AIM:
Are you able to retype all the records below exactly?

EXTRACTED INFORMATION:

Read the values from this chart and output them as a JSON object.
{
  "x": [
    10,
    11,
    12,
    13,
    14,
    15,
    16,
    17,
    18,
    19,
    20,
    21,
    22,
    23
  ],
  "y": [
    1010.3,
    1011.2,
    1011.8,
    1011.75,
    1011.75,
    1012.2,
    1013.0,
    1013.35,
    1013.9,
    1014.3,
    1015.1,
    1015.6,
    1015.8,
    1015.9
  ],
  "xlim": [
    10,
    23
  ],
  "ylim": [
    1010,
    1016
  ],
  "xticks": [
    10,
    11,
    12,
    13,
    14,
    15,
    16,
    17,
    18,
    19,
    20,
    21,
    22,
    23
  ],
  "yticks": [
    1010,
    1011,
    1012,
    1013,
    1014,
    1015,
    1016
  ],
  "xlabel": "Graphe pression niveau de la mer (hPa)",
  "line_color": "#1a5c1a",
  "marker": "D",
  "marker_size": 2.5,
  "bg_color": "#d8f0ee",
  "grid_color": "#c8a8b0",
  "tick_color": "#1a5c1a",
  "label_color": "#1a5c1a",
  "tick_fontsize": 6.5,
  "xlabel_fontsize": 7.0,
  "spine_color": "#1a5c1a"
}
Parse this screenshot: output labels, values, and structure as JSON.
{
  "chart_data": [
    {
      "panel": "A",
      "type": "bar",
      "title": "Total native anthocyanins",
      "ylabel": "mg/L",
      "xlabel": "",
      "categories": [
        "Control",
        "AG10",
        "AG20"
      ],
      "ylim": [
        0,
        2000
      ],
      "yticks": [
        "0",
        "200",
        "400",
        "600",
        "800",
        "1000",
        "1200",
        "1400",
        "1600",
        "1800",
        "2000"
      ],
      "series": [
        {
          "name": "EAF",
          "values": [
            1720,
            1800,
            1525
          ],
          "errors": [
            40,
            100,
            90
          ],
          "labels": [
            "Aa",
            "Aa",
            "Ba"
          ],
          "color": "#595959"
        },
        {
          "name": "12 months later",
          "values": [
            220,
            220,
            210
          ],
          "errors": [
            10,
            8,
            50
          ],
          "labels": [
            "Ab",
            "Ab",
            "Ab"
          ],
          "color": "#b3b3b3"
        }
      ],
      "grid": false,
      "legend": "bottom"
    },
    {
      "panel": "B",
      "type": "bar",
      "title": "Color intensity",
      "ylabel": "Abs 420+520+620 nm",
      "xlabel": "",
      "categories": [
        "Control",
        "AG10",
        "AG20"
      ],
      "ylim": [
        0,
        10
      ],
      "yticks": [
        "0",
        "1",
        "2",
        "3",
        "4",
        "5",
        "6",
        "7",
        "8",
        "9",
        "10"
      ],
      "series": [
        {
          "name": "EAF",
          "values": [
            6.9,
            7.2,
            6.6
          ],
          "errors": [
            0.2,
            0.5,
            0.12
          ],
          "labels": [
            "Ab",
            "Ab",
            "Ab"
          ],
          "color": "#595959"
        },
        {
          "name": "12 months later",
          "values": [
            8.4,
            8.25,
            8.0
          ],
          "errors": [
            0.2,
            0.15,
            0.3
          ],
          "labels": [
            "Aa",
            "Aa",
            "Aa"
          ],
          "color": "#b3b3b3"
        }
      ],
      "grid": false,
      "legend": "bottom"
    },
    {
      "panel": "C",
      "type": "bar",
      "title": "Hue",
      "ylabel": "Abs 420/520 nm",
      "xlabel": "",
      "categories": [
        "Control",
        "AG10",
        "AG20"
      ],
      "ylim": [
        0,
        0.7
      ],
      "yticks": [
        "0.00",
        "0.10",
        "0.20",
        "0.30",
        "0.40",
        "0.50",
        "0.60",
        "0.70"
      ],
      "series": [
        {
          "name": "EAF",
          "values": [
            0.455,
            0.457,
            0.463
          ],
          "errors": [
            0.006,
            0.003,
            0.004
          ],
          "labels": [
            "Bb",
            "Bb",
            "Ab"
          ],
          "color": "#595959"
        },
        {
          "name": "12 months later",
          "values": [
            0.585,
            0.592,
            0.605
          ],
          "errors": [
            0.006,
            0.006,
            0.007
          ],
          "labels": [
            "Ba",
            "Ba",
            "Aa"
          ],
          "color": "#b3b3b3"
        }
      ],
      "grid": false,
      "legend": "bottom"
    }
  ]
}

RESULT:
Read the values from this chart and output them as a JSON object.
{
  "x": [
    10,
    11,
    12,
    13,
    14,
    15,
    16,
    17,
    18,
    19,
    20,
    21,
    22,
    23
  ],
  "y": [
    1010.3,
    1011.2,
    1011.8,
    1011.75,
    1011.75,
    1012.2,
    1013.0,
    1013.35,
    1013.9,
    1014.3,
    1015.1,
    1015.6,
    1015.8,
    1015.9
  ],
  "xlim": [
    10,
    23
  ],
  "ylim": [
    1010,
    1016
  ],
  "xticks": [
    10,
    11,
    12,
    13,
    14,
    15,
    16,
    17,
    18,
    19,
    20,
    21,
    22,
    23
  ],
  "yticks": [
    1010,
    1011,
    1012,
    1013,
    1014,
    1015,
    1016
  ],
  "xlabel": "Graphe pression niveau de la mer (hPa)",
  "line_color": "#1a5c1a",
  "marker": "D",
  "marker_size": 2.5,
  "bg_color": "#d8f0ee",
  "grid_color": "#c8a8b0",
  "tick_color": "#1a5c1a",
  "label_color": "#1a5c1a",
  "tick_fontsize": 6.5,
  "xlabel_fontsize": 7.0,
  "spine_color": "#1a5c1a"
}
Parse this screenshot: output labels, values, and structure as JSON.
{
  "chart_data": [
    {
      "panel": "A",
      "type": "bar",
      "title": "Total native anthocyanins",
      "ylabel": "mg/L",
      "xlabel": "",
      "categories": [
        "Control",
        "AG10",
        "AG20"
      ],
      "ylim": [
        0,
        2000
      ],
      "yticks": [
        "0",
        "200",
        "400",
        "600",
        "800",
        "1000",
        "1200",
        "1400",
        "1600",
        "1800",
        "2000"
      ],
      "series": [
        {
          "name": "EAF",
          "values": [
            1720,
            1800,
            1525
          ],
          "errors": [
            40,
            100,
            90
          ],
          "labels": [
            "Aa",
            "Aa",
            "Ba"
          ],
          "color": "#595959"
        },
        {
          "name": "12 months later",
          "values": [
            220,
            220,
            210
          ],
          "errors": [
            10,
            8,
            50
          ],
          "labels": [
            "Ab",
            "Ab",
            "Ab"
          ],
          "color": "#b3b3b3"
        }
      ],
      "grid": false,
      "legend": "bottom"
    },
    {
      "panel": "B",
      "type": "bar",
      "title": "Color intensity",
      "ylabel": "Abs 420+520+620 nm",
      "xlabel": "",
      "categories": [
        "Control",
        "AG10",
        "AG20"
      ],
      "ylim": [
        0,
        10
      ],
      "yticks": [
        "0",
        "1",
        "2",
        "3",
        "4",
        "5",
        "6",
        "7",
        "8",
        "9",
        "10"
      ],
      "series": [
        {
          "name": "EAF",
          "values": [
            6.9,
            7.2,
            6.6
          ],
          "errors": [
            0.2,
            0.5,
            0.12
          ],
          "labels": [
            "Ab",
            "Ab",
            "Ab"
          ],
          "color": "#595959"
        },
        {
          "name": "12 months later",
          "values": [
            8.4,
            8.25,
            8.0
          ],
          "errors": [
            0.2,
            0.15,
            0.3
          ],
          "labels": [
            "Aa",
            "Aa",
            "Aa"
          ],
          "color": "#b3b3b3"
        }
      ],
      "grid": false,
      "legend": "bottom"
    },
    {
      "panel": "C",
      "type": "bar",
      "title": "Hue",
      "ylabel": "Abs 420/520 nm",
      "xlabel": "",
      "categories": [
        "Control",
        "AG10",
        "AG20"
      ],
      "ylim": [
        0,
        0.7
      ],
      "yticks": [
        "0.00",
        "0.10",
        "0.20",
        "0.30",
        "0.40",
        "0.50",
        "0.60",
        "0.70"
      ],
      "series": [
        {
          "name": "EAF",
          "values": [
            0.455,
            0.457,
            0.463
          ],
          "errors": [
            0.006,
            0.003,
            0.004
          ],
          "labels": [
            "Bb",
            "Bb",
            "Ab"
          ],
          "color": "#595959"
        },
        {
          "name": "12 months later",
          "values": [
            0.585,
            0.592,
            0.605
          ],
          "errors": [
            0.006,
            0.006,
            0.007
          ],
          "labels": [
            "Ba",
            "Ba",
            "Aa"
          ],
          "color": "#b3b3b3"
        }
      ],
      "grid": false,
      "legend": "bottom"
    }
  ]
}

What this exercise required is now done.